Copy every line that mentions the word "true".
Start of Material provided
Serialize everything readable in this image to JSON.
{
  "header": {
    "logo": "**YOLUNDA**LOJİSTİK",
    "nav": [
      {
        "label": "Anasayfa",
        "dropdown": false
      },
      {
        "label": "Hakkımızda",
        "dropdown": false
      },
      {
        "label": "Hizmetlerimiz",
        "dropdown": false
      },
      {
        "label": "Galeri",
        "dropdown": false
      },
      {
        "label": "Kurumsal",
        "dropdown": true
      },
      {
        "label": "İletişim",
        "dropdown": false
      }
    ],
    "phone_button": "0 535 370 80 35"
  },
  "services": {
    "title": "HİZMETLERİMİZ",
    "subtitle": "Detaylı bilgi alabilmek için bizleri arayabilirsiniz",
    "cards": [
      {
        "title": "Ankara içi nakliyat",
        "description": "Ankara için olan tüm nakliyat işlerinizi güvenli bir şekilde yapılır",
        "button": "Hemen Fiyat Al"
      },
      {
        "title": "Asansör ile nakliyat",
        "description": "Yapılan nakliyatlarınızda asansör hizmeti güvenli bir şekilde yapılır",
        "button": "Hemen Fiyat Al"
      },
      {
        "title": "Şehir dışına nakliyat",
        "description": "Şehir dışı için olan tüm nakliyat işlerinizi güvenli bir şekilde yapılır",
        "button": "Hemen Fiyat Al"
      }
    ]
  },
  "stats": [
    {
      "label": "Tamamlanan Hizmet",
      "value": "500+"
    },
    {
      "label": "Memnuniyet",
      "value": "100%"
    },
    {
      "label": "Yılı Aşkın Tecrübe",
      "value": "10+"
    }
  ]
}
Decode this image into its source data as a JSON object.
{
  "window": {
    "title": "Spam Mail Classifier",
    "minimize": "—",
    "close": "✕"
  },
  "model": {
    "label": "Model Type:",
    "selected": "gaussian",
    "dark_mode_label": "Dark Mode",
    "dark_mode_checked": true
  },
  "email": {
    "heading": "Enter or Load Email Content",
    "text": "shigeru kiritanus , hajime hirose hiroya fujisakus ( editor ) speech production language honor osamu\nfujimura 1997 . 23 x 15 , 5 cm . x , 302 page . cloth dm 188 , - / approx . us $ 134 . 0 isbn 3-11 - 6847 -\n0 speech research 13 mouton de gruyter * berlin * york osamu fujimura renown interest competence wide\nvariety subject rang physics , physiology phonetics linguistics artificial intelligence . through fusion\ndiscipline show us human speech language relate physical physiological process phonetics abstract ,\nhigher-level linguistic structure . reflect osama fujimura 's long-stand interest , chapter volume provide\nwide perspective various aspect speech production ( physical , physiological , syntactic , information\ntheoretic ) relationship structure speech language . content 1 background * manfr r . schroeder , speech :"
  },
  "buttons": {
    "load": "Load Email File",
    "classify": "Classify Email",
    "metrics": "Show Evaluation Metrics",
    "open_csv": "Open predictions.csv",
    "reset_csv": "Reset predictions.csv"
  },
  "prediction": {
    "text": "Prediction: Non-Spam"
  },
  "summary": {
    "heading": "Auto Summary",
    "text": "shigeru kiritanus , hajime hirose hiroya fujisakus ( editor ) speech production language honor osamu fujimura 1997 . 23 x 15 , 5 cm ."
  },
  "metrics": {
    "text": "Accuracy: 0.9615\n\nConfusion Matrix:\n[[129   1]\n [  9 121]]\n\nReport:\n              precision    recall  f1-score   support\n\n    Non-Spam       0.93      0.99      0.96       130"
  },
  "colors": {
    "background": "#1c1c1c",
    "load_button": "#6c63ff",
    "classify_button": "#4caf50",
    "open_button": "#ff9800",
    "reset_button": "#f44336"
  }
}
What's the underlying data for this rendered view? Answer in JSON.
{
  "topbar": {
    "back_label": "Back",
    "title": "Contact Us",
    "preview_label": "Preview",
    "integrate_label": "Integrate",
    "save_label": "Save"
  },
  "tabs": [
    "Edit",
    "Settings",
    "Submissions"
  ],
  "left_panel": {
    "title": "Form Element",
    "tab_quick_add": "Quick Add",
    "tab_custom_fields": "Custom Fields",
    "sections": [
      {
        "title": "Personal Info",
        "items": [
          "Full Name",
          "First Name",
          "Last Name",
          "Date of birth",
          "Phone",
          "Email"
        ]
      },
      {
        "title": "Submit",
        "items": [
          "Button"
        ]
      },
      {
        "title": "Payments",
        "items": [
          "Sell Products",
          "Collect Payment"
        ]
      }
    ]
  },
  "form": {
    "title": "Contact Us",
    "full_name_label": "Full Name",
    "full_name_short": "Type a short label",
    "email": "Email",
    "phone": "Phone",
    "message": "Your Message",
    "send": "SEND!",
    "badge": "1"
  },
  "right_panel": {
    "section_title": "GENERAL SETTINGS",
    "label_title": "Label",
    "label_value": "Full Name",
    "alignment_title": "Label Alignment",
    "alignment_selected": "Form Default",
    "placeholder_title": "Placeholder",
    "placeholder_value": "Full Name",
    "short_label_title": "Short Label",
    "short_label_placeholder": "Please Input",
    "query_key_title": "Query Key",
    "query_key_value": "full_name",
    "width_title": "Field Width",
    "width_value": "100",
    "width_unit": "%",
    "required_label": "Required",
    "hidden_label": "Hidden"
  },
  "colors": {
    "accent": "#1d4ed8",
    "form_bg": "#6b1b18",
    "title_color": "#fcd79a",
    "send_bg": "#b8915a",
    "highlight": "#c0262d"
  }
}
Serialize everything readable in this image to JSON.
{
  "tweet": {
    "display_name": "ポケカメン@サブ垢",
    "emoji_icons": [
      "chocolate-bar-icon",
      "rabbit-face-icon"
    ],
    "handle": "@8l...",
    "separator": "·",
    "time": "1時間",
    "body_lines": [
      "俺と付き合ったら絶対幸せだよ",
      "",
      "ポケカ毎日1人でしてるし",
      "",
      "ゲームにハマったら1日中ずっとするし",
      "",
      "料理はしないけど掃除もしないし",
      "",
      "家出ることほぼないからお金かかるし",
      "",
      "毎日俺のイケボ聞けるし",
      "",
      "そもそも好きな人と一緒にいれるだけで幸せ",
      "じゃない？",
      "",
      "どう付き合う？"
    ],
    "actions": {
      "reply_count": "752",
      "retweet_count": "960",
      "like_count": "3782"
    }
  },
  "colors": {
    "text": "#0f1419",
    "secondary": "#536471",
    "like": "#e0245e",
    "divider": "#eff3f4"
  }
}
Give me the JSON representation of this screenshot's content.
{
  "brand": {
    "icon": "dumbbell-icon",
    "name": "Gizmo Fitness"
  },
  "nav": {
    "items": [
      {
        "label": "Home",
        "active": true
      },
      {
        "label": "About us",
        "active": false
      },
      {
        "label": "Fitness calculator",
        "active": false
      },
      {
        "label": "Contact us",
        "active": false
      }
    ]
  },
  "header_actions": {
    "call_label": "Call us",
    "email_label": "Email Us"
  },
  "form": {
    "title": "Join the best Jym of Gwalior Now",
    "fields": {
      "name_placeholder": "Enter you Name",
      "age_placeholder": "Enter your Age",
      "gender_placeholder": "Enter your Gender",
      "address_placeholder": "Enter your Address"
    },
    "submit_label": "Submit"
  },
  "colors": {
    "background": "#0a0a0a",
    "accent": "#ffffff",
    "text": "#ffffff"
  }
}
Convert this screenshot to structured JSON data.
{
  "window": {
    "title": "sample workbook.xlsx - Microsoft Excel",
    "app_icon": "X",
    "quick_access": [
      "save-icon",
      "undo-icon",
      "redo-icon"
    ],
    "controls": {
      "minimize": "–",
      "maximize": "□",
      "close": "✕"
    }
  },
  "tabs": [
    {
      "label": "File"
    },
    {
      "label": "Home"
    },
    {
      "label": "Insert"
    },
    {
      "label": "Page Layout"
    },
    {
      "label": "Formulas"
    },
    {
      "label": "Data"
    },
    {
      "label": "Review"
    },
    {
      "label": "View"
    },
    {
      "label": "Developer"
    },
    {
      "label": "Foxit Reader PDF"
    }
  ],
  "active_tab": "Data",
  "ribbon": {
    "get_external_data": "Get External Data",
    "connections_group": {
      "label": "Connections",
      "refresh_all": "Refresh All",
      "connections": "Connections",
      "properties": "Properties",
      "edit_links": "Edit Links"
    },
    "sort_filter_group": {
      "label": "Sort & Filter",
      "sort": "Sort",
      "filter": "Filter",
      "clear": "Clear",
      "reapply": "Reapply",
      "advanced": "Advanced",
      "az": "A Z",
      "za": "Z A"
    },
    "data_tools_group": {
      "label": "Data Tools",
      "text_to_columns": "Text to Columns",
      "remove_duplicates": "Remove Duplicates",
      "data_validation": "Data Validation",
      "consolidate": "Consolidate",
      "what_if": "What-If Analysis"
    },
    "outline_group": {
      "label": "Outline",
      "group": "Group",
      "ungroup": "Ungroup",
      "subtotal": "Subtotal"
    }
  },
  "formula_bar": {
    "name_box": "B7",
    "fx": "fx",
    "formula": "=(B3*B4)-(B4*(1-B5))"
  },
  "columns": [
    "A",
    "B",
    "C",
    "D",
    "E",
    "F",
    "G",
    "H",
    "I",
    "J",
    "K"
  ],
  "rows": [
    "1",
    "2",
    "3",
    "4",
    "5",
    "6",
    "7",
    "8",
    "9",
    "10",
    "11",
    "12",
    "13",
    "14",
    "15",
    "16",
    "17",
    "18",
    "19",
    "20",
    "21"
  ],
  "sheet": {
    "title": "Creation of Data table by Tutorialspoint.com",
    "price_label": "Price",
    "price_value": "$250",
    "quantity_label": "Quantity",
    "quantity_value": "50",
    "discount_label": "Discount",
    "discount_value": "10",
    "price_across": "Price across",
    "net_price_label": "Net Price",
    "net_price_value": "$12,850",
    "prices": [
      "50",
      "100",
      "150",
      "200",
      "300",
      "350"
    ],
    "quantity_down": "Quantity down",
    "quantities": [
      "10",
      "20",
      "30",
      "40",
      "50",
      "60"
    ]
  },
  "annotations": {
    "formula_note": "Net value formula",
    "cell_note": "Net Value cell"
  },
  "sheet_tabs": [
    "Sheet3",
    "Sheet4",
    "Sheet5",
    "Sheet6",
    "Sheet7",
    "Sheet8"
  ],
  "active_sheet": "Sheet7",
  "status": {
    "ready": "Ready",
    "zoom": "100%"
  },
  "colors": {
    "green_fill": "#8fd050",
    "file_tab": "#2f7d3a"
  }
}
End of Material provided
> [Reply to the task]:
        "dropdown": true
    "dark_mode_checked": true
        "active": true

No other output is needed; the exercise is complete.